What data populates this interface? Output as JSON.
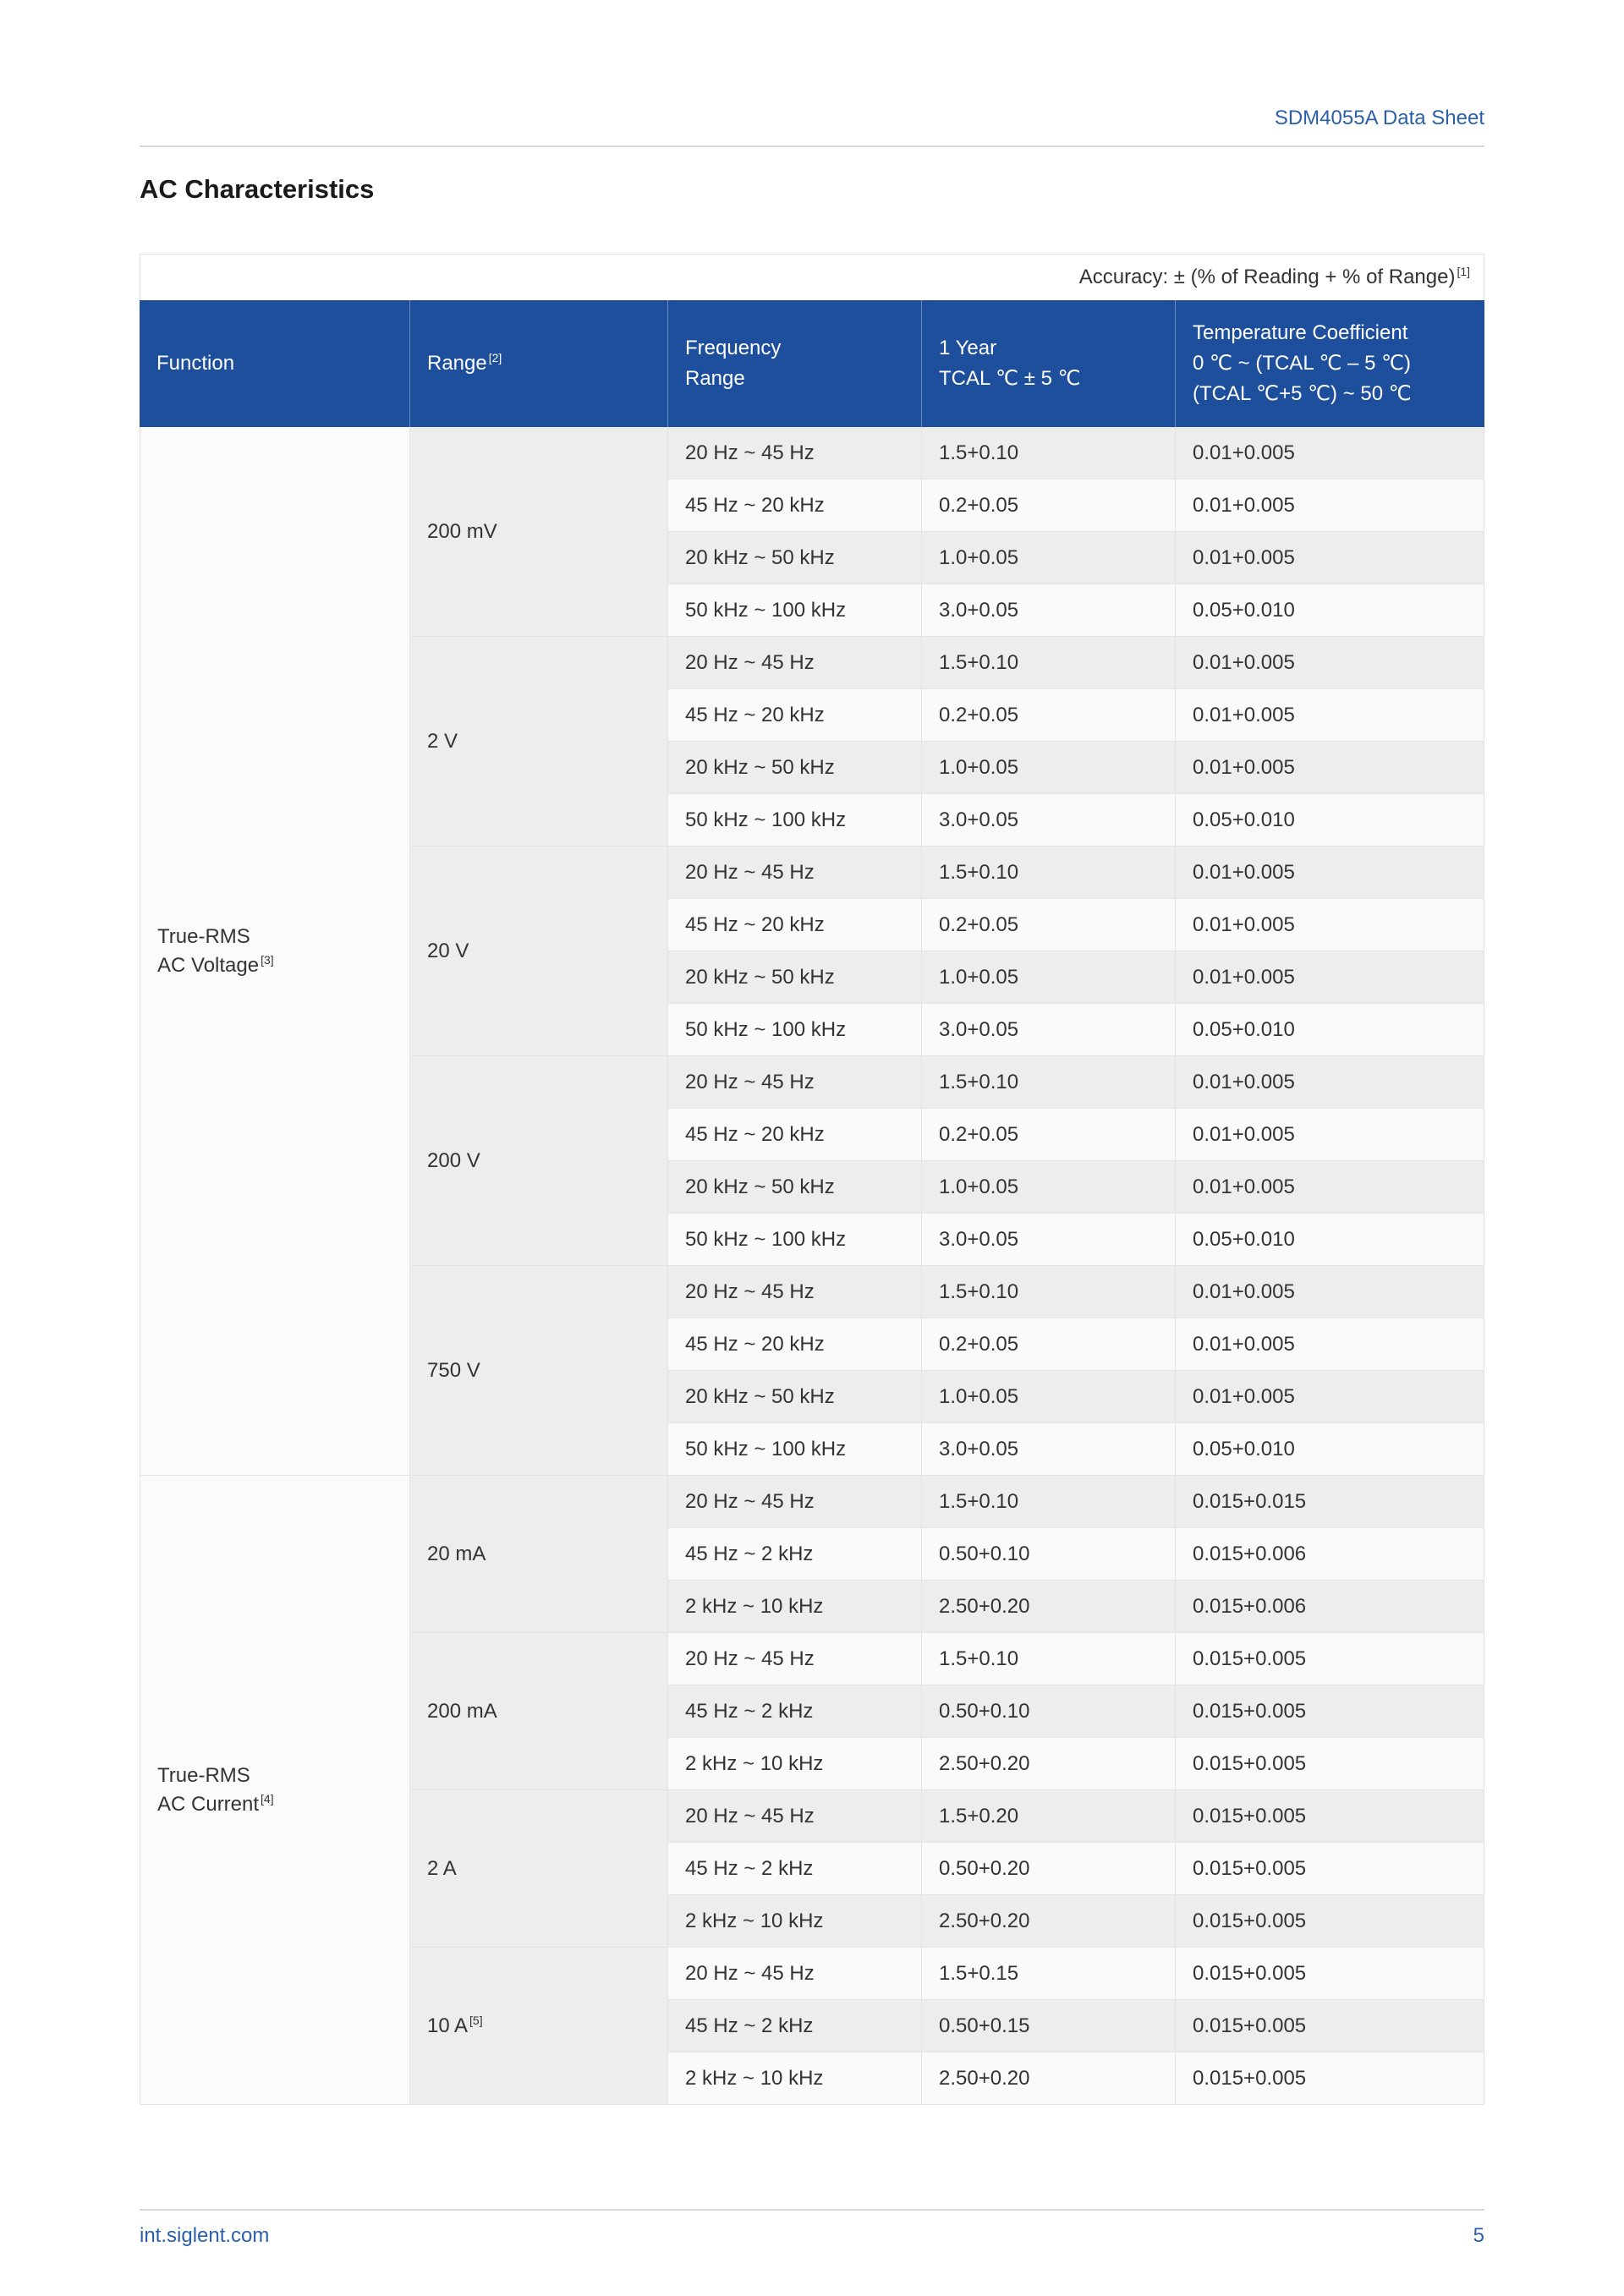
{
  "page": {
    "doc_header": "SDM4055A Data Sheet",
    "title": "AC Characteristics",
    "footer": {
      "site": "int.siglent.com",
      "page_number": "5"
    }
  },
  "colors": {
    "header_bg": "#1e4f9c",
    "accent_blue": "#2b5fa7",
    "row_gray": "#ededed",
    "row_white": "#fafafa"
  },
  "table": {
    "accuracy_note": "Accuracy: ± (% of Reading + % of Range)",
    "accuracy_sup": "[1]",
    "headers": {
      "function": "Function",
      "range": "Range",
      "range_sup": "[2]",
      "frequency_line1": "Frequency",
      "frequency_line2": "Range",
      "year_line1": "1 Year",
      "year_line2": "TCAL ℃ ± 5 ℃",
      "temp_line1": "Temperature Coefficient",
      "temp_line2": "0 ℃ ~ (TCAL ℃ – 5 ℃)",
      "temp_line3": "(TCAL ℃+5 ℃) ~ 50 ℃"
    },
    "groups": [
      {
        "function_line1": "True-RMS",
        "function_line2": "AC Voltage",
        "function_sup": "[3]",
        "ranges": [
          {
            "label": "200 mV",
            "sup": "",
            "rows": [
              [
                "20 Hz ~ 45 Hz",
                "1.5+0.10",
                "0.01+0.005"
              ],
              [
                "45 Hz ~ 20 kHz",
                "0.2+0.05",
                "0.01+0.005"
              ],
              [
                "20 kHz ~ 50 kHz",
                "1.0+0.05",
                "0.01+0.005"
              ],
              [
                "50 kHz ~ 100 kHz",
                "3.0+0.05",
                "0.05+0.010"
              ]
            ]
          },
          {
            "label": "2 V",
            "sup": "",
            "rows": [
              [
                "20 Hz ~ 45 Hz",
                "1.5+0.10",
                "0.01+0.005"
              ],
              [
                "45 Hz ~ 20 kHz",
                "0.2+0.05",
                "0.01+0.005"
              ],
              [
                "20 kHz ~ 50 kHz",
                "1.0+0.05",
                "0.01+0.005"
              ],
              [
                "50 kHz ~ 100 kHz",
                "3.0+0.05",
                "0.05+0.010"
              ]
            ]
          },
          {
            "label": "20 V",
            "sup": "",
            "rows": [
              [
                "20 Hz ~ 45 Hz",
                "1.5+0.10",
                "0.01+0.005"
              ],
              [
                "45 Hz ~ 20 kHz",
                "0.2+0.05",
                "0.01+0.005"
              ],
              [
                "20 kHz ~ 50 kHz",
                "1.0+0.05",
                "0.01+0.005"
              ],
              [
                "50 kHz ~ 100 kHz",
                "3.0+0.05",
                "0.05+0.010"
              ]
            ]
          },
          {
            "label": "200 V",
            "sup": "",
            "rows": [
              [
                "20 Hz ~ 45 Hz",
                "1.5+0.10",
                "0.01+0.005"
              ],
              [
                "45 Hz ~ 20 kHz",
                "0.2+0.05",
                "0.01+0.005"
              ],
              [
                "20 kHz ~ 50 kHz",
                "1.0+0.05",
                "0.01+0.005"
              ],
              [
                "50 kHz ~ 100 kHz",
                "3.0+0.05",
                "0.05+0.010"
              ]
            ]
          },
          {
            "label": "750 V",
            "sup": "",
            "rows": [
              [
                "20 Hz ~ 45 Hz",
                "1.5+0.10",
                "0.01+0.005"
              ],
              [
                "45 Hz ~ 20 kHz",
                "0.2+0.05",
                "0.01+0.005"
              ],
              [
                "20 kHz ~ 50 kHz",
                "1.0+0.05",
                "0.01+0.005"
              ],
              [
                "50 kHz ~ 100 kHz",
                "3.0+0.05",
                "0.05+0.010"
              ]
            ]
          }
        ]
      },
      {
        "function_line1": "True-RMS",
        "function_line2": "AC Current",
        "function_sup": "[4]",
        "ranges": [
          {
            "label": "20 mA",
            "sup": "",
            "rows": [
              [
                "20 Hz ~ 45 Hz",
                "1.5+0.10",
                "0.015+0.015"
              ],
              [
                "45 Hz ~ 2 kHz",
                "0.50+0.10",
                "0.015+0.006"
              ],
              [
                "2 kHz ~ 10 kHz",
                "2.50+0.20",
                "0.015+0.006"
              ]
            ]
          },
          {
            "label": "200 mA",
            "sup": "",
            "rows": [
              [
                "20 Hz ~ 45 Hz",
                "1.5+0.10",
                "0.015+0.005"
              ],
              [
                "45 Hz ~ 2 kHz",
                "0.50+0.10",
                "0.015+0.005"
              ],
              [
                "2 kHz ~ 10 kHz",
                "2.50+0.20",
                "0.015+0.005"
              ]
            ]
          },
          {
            "label": "2 A",
            "sup": "",
            "rows": [
              [
                "20 Hz ~ 45 Hz",
                "1.5+0.20",
                "0.015+0.005"
              ],
              [
                "45 Hz ~ 2 kHz",
                "0.50+0.20",
                "0.015+0.005"
              ],
              [
                "2 kHz ~ 10 kHz",
                "2.50+0.20",
                "0.015+0.005"
              ]
            ]
          },
          {
            "label": "10 A",
            "sup": "[5]",
            "rows": [
              [
                "20 Hz ~ 45 Hz",
                "1.5+0.15",
                "0.015+0.005"
              ],
              [
                "45 Hz ~ 2 kHz",
                "0.50+0.15",
                "0.015+0.005"
              ],
              [
                "2 kHz ~ 10 kHz",
                "2.50+0.20",
                "0.015+0.005"
              ]
            ]
          }
        ]
      }
    ]
  }
}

+===+

Quote each entry above verbatim and drop the pictures.

The response >>
What data populates this interface? Output as JSON.
{
  "page": {
    "doc_header": "SDM4055A Data Sheet",
    "title": "AC Characteristics",
    "footer": {
      "site": "int.siglent.com",
      "page_number": "5"
    }
  },
  "colors": {
    "header_bg": "#1e4f9c",
    "accent_blue": "#2b5fa7",
    "row_gray": "#ededed",
    "row_white": "#fafafa"
  },
  "table": {
    "accuracy_note": "Accuracy: ± (% of Reading + % of Range)",
    "accuracy_sup": "[1]",
    "headers": {
      "function": "Function",
      "range": "Range",
      "range_sup": "[2]",
      "frequency_line1": "Frequency",
      "frequency_line2": "Range",
      "year_line1": "1 Year",
      "year_line2": "TCAL ℃ ± 5 ℃",
      "temp_line1": "Temperature Coefficient",
      "temp_line2": "0 ℃ ~ (TCAL ℃ – 5 ℃)",
      "temp_line3": "(TCAL ℃+5 ℃) ~ 50 ℃"
    },
    "groups": [
      {
        "function_line1": "True-RMS",
        "function_line2": "AC Voltage",
        "function_sup": "[3]",
        "ranges": [
          {
            "label": "200 mV",
            "sup": "",
            "rows": [
              [
                "20 Hz ~ 45 Hz",
                "1.5+0.10",
                "0.01+0.005"
              ],
              [
                "45 Hz ~ 20 kHz",
                "0.2+0.05",
                "0.01+0.005"
              ],
              [
                "20 kHz ~ 50 kHz",
                "1.0+0.05",
                "0.01+0.005"
              ],
              [
                "50 kHz ~ 100 kHz",
                "3.0+0.05",
                "0.05+0.010"
              ]
            ]
          },
          {
            "label": "2 V",
            "sup": "",
            "rows": [
              [
                "20 Hz ~ 45 Hz",
                "1.5+0.10",
                "0.01+0.005"
              ],
              [
                "45 Hz ~ 20 kHz",
                "0.2+0.05",
                "0.01+0.005"
              ],
              [
                "20 kHz ~ 50 kHz",
                "1.0+0.05",
                "0.01+0.005"
              ],
              [
                "50 kHz ~ 100 kHz",
                "3.0+0.05",
                "0.05+0.010"
              ]
            ]
          },
          {
            "label": "20 V",
            "sup": "",
            "rows": [
              [
                "20 Hz ~ 45 Hz",
                "1.5+0.10",
                "0.01+0.005"
              ],
              [
                "45 Hz ~ 20 kHz",
                "0.2+0.05",
                "0.01+0.005"
              ],
              [
                "20 kHz ~ 50 kHz",
                "1.0+0.05",
                "0.01+0.005"
              ],
              [
                "50 kHz ~ 100 kHz",
                "3.0+0.05",
                "0.05+0.010"
              ]
            ]
          },
          {
            "label": "200 V",
            "sup": "",
            "rows": [
              [
                "20 Hz ~ 45 Hz",
                "1.5+0.10",
                "0.01+0.005"
              ],
              [
                "45 Hz ~ 20 kHz",
                "0.2+0.05",
                "0.01+0.005"
              ],
              [
                "20 kHz ~ 50 kHz",
                "1.0+0.05",
                "0.01+0.005"
              ],
              [
                "50 kHz ~ 100 kHz",
                "3.0+0.05",
                "0.05+0.010"
              ]
            ]
          },
          {
            "label": "750 V",
            "sup": "",
            "rows": [
              [
                "20 Hz ~ 45 Hz",
                "1.5+0.10",
                "0.01+0.005"
              ],
              [
                "45 Hz ~ 20 kHz",
                "0.2+0.05",
                "0.01+0.005"
              ],
              [
                "20 kHz ~ 50 kHz",
                "1.0+0.05",
                "0.01+0.005"
              ],
              [
                "50 kHz ~ 100 kHz",
                "3.0+0.05",
                "0.05+0.010"
              ]
            ]
          }
        ]
      },
      {
        "function_line1": "True-RMS",
        "function_line2": "AC Current",
        "function_sup": "[4]",
        "ranges": [
          {
            "label": "20 mA",
            "sup": "",
            "rows": [
              [
                "20 Hz ~ 45 Hz",
                "1.5+0.10",
                "0.015+0.015"
              ],
              [
                "45 Hz ~ 2 kHz",
                "0.50+0.10",
                "0.015+0.006"
              ],
              [
                "2 kHz ~ 10 kHz",
                "2.50+0.20",
                "0.015+0.006"
              ]
            ]
          },
          {
            "label": "200 mA",
            "sup": "",
            "rows": [
              [
                "20 Hz ~ 45 Hz",
                "1.5+0.10",
                "0.015+0.005"
              ],
              [
                "45 Hz ~ 2 kHz",
                "0.50+0.10",
                "0.015+0.005"
              ],
              [
                "2 kHz ~ 10 kHz",
                "2.50+0.20",
                "0.015+0.005"
              ]
            ]
          },
          {
            "label": "2 A",
            "sup": "",
            "rows": [
              [
                "20 Hz ~ 45 Hz",
                "1.5+0.20",
                "0.015+0.005"
              ],
              [
                "45 Hz ~ 2 kHz",
                "0.50+0.20",
                "0.015+0.005"
              ],
              [
                "2 kHz ~ 10 kHz",
                "2.50+0.20",
                "0.015+0.005"
              ]
            ]
          },
          {
            "label": "10 A",
            "sup": "[5]",
            "rows": [
              [
                "20 Hz ~ 45 Hz",
                "1.5+0.15",
                "0.015+0.005"
              ],
              [
                "45 Hz ~ 2 kHz",
                "0.50+0.15",
                "0.015+0.005"
              ],
              [
                "2 kHz ~ 10 kHz",
                "2.50+0.20",
                "0.015+0.005"
              ]
            ]
          }
        ]
      }
    ]
  }
}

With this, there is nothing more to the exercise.